Some records:
= = = = =

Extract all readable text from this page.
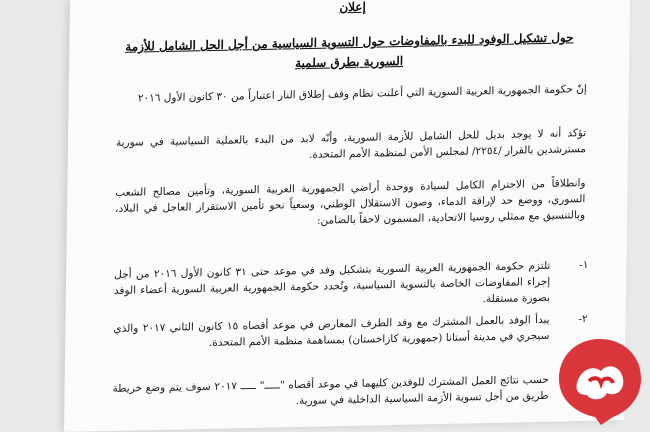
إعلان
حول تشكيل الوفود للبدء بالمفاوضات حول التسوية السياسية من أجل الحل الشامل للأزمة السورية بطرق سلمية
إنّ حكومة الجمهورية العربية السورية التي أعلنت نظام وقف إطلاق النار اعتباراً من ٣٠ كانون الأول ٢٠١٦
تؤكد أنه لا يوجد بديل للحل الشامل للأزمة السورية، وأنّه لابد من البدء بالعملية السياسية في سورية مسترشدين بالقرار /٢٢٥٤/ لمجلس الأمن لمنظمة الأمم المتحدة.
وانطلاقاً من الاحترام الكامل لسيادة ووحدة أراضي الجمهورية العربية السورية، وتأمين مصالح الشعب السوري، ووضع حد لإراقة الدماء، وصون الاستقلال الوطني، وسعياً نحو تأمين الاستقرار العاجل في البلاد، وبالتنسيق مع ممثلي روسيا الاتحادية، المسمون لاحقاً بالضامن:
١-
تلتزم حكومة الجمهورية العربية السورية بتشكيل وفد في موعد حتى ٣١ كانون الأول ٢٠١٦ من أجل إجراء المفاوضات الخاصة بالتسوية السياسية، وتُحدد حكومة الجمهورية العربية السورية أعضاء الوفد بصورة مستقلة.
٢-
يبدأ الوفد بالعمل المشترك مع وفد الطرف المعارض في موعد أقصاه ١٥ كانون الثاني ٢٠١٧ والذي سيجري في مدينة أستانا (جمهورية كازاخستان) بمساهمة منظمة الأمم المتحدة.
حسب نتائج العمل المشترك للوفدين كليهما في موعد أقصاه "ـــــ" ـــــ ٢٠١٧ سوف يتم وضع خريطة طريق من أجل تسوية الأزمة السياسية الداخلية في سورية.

= = = = =

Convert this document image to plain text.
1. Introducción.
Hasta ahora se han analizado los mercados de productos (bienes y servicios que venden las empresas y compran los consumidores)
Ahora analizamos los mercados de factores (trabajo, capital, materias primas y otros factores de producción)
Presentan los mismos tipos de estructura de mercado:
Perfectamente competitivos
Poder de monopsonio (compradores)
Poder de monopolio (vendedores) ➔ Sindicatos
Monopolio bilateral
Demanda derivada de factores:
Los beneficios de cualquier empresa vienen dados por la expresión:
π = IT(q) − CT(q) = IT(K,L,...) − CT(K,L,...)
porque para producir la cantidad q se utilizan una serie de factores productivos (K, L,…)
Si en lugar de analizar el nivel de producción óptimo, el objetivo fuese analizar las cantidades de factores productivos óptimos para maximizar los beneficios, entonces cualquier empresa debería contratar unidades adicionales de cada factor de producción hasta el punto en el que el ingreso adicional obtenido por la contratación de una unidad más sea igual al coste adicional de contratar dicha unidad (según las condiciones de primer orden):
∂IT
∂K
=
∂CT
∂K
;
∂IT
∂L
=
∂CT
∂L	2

= = = = =

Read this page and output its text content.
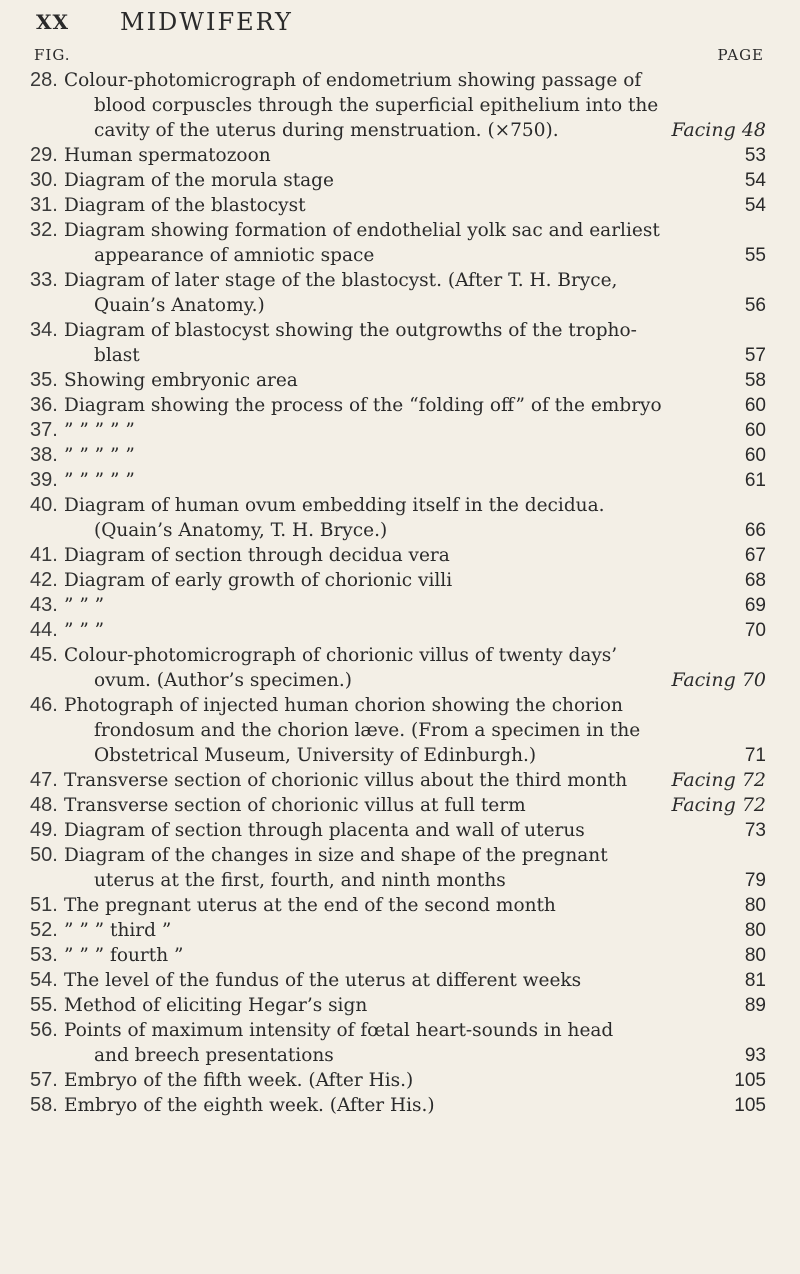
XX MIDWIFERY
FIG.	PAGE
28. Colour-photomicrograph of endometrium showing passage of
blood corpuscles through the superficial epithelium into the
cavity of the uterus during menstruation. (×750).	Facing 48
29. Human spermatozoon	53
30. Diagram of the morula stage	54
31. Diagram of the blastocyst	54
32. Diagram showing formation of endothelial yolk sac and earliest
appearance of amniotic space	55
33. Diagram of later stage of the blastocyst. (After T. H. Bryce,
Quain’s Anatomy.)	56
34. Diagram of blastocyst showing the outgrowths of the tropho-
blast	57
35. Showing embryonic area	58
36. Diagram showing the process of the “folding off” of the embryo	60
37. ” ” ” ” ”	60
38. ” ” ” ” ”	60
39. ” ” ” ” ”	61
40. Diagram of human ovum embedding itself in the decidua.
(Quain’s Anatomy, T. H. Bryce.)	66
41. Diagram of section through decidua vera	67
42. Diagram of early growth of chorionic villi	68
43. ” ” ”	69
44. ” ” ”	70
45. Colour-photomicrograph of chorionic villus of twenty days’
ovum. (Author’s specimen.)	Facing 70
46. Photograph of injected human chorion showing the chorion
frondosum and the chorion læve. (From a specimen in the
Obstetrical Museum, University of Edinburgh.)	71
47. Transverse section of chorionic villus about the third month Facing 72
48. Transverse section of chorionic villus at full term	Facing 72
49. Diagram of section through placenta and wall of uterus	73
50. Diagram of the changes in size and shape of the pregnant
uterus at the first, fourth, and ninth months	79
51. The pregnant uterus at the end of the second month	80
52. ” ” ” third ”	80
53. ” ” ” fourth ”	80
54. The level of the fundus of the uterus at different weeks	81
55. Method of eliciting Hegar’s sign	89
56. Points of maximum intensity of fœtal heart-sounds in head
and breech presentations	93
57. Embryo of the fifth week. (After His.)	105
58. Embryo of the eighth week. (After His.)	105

= = = = =

Report all lines of the material that contain the word "photomicrograph".

* Solution for this problem
28. Colour-photomicrograph of endometrium showing passage of
45. Colour-photomicrograph of chorionic villus of twenty days’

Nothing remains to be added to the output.